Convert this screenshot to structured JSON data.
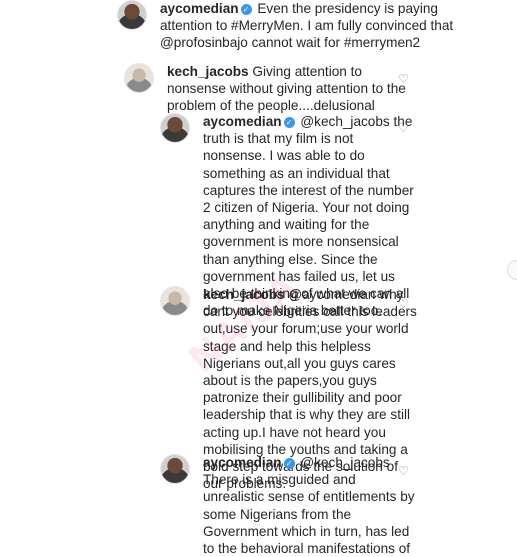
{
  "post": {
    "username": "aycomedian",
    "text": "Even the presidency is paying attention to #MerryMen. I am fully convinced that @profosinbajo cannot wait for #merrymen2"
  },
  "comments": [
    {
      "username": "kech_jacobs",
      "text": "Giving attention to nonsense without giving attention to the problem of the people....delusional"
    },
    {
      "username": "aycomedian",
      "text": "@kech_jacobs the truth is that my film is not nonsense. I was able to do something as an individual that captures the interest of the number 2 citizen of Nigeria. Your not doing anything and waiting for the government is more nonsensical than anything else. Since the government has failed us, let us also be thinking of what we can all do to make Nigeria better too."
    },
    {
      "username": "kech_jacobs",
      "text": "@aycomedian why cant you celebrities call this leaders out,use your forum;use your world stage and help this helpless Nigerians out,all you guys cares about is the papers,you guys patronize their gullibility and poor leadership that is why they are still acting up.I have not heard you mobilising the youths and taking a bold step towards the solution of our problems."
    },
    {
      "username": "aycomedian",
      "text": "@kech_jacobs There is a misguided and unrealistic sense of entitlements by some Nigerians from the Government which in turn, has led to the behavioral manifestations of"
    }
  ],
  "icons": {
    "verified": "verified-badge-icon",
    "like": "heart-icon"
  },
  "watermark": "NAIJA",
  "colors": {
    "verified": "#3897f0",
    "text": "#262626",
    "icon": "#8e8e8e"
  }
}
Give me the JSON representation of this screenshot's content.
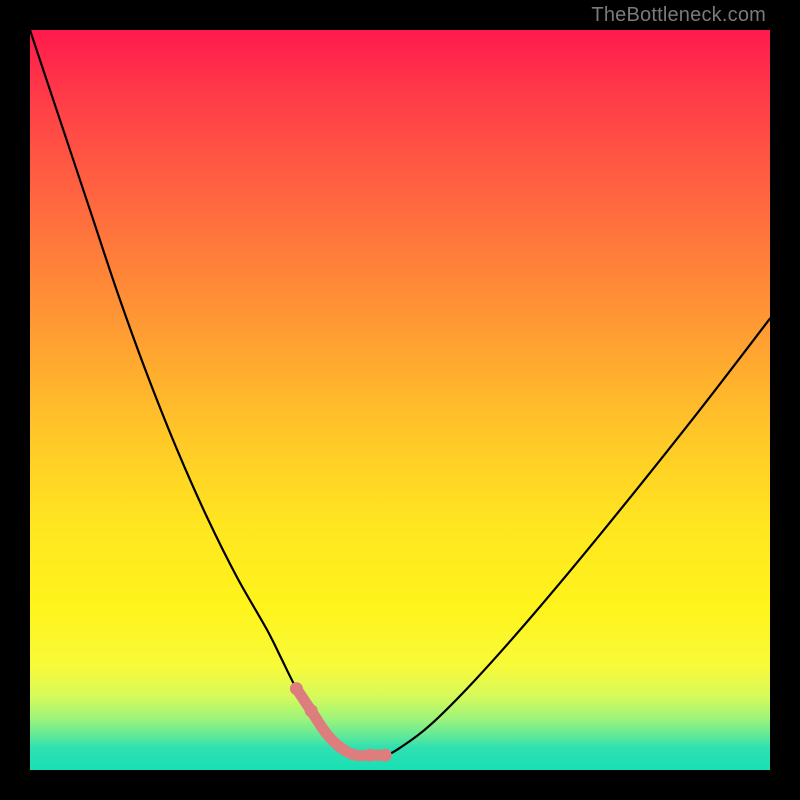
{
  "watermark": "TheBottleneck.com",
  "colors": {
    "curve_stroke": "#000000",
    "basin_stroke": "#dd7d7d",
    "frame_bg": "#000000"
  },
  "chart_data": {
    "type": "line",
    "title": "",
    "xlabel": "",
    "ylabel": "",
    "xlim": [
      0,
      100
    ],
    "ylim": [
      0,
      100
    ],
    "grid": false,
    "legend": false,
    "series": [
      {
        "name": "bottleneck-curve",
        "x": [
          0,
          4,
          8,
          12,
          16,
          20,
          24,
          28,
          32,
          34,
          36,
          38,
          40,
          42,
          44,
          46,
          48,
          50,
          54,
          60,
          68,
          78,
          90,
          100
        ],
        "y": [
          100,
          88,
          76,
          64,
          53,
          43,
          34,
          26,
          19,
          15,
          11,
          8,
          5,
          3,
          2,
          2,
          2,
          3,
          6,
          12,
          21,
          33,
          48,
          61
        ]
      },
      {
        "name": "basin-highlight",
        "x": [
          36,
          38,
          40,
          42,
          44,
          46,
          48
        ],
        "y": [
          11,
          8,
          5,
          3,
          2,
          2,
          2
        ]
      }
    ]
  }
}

§ **Exercise directions**
Transcribe the listing in full. Omit the pictures and keep every line exact.

§ **Response to the task**
Convert this screenshot to structured JSON data.
{
  "post": {
    "username": "aycomedian",
    "text": "Even the presidency is paying attention to #MerryMen. I am fully convinced that @profosinbajo cannot wait for #merrymen2"
  },
  "comments": [
    {
      "username": "kech_jacobs",
      "text": "Giving attention to nonsense without giving attention to the problem of the people....delusional"
    },
    {
      "username": "aycomedian",
      "text": "@kech_jacobs the truth is that my film is not nonsense. I was able to do something as an individual that captures the interest of the number 2 citizen of Nigeria. Your not doing anything and waiting for the government is more nonsensical than anything else. Since the government has failed us, let us also be thinking of what we can all do to make Nigeria better too."
    },
    {
      "username": "kech_jacobs",
      "text": "@aycomedian why cant you celebrities call this leaders out,use your forum;use your world stage and help this helpless Nigerians out,all you guys cares about is the papers,you guys patronize their gullibility and poor leadership that is why they are still acting up.I have not heard you mobilising the youths and taking a bold step towards the solution of our problems."
    },
    {
      "username": "aycomedian",
      "text": "@kech_jacobs There is a misguided and unrealistic sense of entitlements by some Nigerians from the Government which in turn, has led to the behavioral manifestations of"
    }
  ],
  "icons": {
    "verified": "verified-badge-icon",
    "like": "heart-icon"
  },
  "watermark": "NAIJA",
  "colors": {
    "verified": "#3897f0",
    "text": "#262626",
    "icon": "#8e8e8e"
  }
}
Give me the JSON representation of this screenshot's content.
{
  "watermark": "TheBottleneck.com",
  "colors": {
    "curve_stroke": "#000000",
    "basin_stroke": "#dd7d7d",
    "frame_bg": "#000000"
  },
  "chart_data": {
    "type": "line",
    "title": "",
    "xlabel": "",
    "ylabel": "",
    "xlim": [
      0,
      100
    ],
    "ylim": [
      0,
      100
    ],
    "grid": false,
    "legend": false,
    "series": [
      {
        "name": "bottleneck-curve",
        "x": [
          0,
          4,
          8,
          12,
          16,
          20,
          24,
          28,
          32,
          34,
          36,
          38,
          40,
          42,
          44,
          46,
          48,
          50,
          54,
          60,
          68,
          78,
          90,
          100
        ],
        "y": [
          100,
          88,
          76,
          64,
          53,
          43,
          34,
          26,
          19,
          15,
          11,
          8,
          5,
          3,
          2,
          2,
          2,
          3,
          6,
          12,
          21,
          33,
          48,
          61
        ]
      },
      {
        "name": "basin-highlight",
        "x": [
          36,
          38,
          40,
          42,
          44,
          46,
          48
        ],
        "y": [
          11,
          8,
          5,
          3,
          2,
          2,
          2
        ]
      }
    ]
  }
}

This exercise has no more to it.